** What the task requires **
Check each line of the records below for the word "Distribution" and give the number of lines that have it, with nothing added.

** The input **

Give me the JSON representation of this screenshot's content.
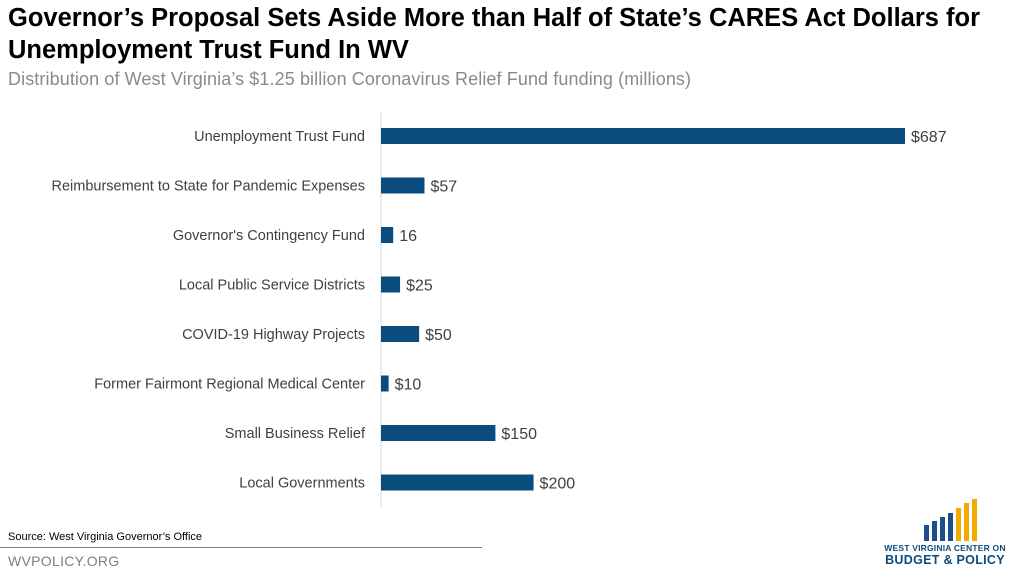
{
  "header": {
    "title": "Governor’s Proposal Sets Aside More than Half of State’s CARES Act Dollars for Unemployment Trust Fund In WV",
    "subtitle": "Distribution of West Virginia’s $1.25 billion Coronavirus Relief Fund funding (millions)"
  },
  "footer": {
    "source": "Source: West Virginia Governor’s Office",
    "site": "WVPOLICY.ORG"
  },
  "logo": {
    "line1": "WEST VIRGINIA CENTER ON",
    "line2": "BUDGET & POLICY",
    "colors": {
      "navy": "#1d4e89",
      "gold": "#f2a900"
    }
  },
  "chart_data": {
    "type": "bar",
    "orientation": "horizontal",
    "title": "Distribution of West Virginia’s $1.25 billion Coronavirus Relief Fund funding (millions)",
    "categories": [
      "Unemployment Trust Fund",
      "Reimbursement to State for Pandemic Expenses",
      "Governor's Contingency Fund",
      "Local Public Service Districts",
      "COVID-19 Highway Projects",
      "Former Fairmont Regional Medical Center",
      "Small Business Relief",
      "Local Governments"
    ],
    "values": [
      687,
      57,
      16,
      25,
      50,
      10,
      150,
      200
    ],
    "data_labels": [
      "$687",
      "$57",
      "16",
      "$25",
      "$50",
      "$10",
      "$150",
      "$200"
    ],
    "xlim": [
      0,
      700
    ],
    "bar_color": "#0b4c7f",
    "grid": false,
    "legend": "none"
  }
}
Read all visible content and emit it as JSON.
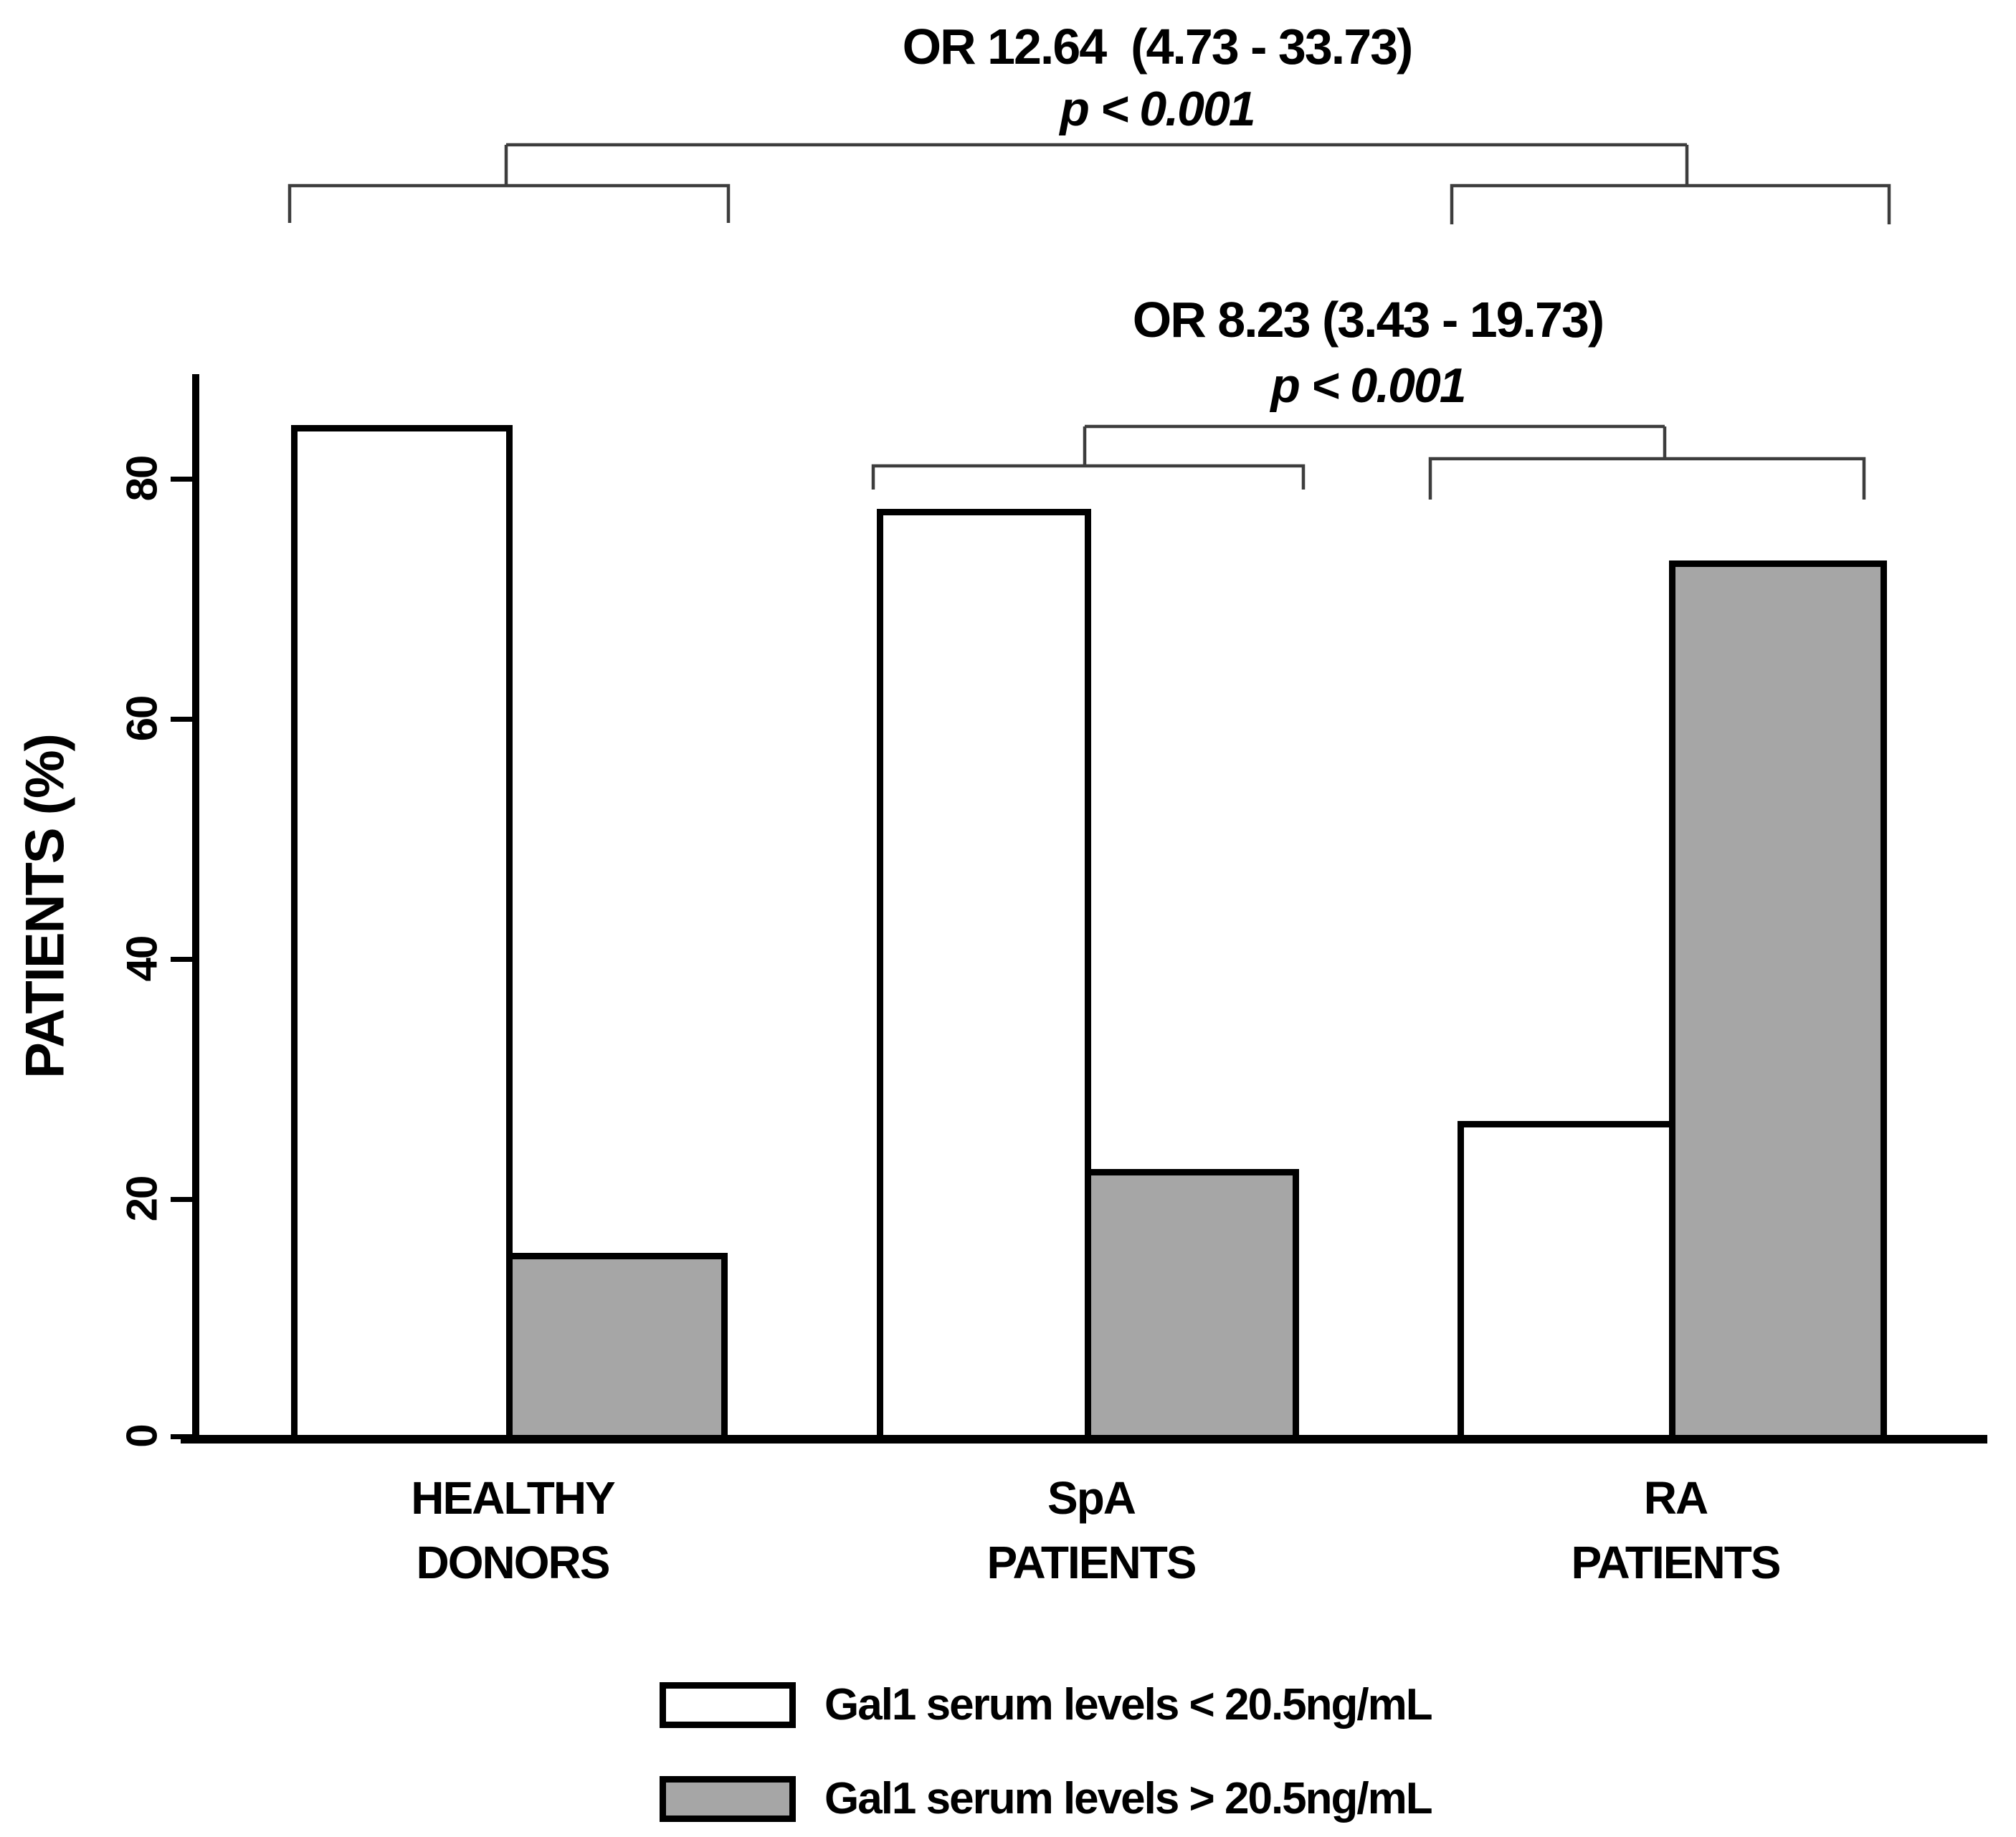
{
  "chart_data": {
    "type": "bar",
    "title": "",
    "xlabel": "",
    "ylabel": "PATIENTS (%)",
    "ylim": [
      0,
      88
    ],
    "yticks": [
      "0",
      "20",
      "40",
      "60",
      "80"
    ],
    "grid": false,
    "legend_position": "bottom",
    "categories": [
      [
        "HEALTHY",
        "DONORS"
      ],
      [
        "SpA",
        "PATIENTS"
      ],
      [
        "RA",
        "PATIENTS"
      ]
    ],
    "series": [
      {
        "name": "Gal1 serum levels < 20.5ng/mL",
        "fill": "#ffffff",
        "values": [
          84.5,
          77.5,
          26.5
        ]
      },
      {
        "name": "Gal1 serum levels > 20.5ng/mL",
        "fill": "#a6a6a6",
        "values": [
          15.5,
          22.5,
          73.2
        ]
      }
    ],
    "bar_border_color": "#000000",
    "axis_color": "#000000"
  },
  "annotations": {
    "comparison1": {
      "compares": [
        "HEALTHY DONORS",
        "RA PATIENTS"
      ],
      "or": "OR 12.64  (4.73 - 33.73)",
      "p": "p < 0.001"
    },
    "comparison2": {
      "compares": [
        "SpA PATIENTS",
        "RA PATIENTS"
      ],
      "or": "OR 8.23 (3.43 - 19.73)",
      "p": "p < 0.001"
    }
  }
}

** Reply to the exercise **
2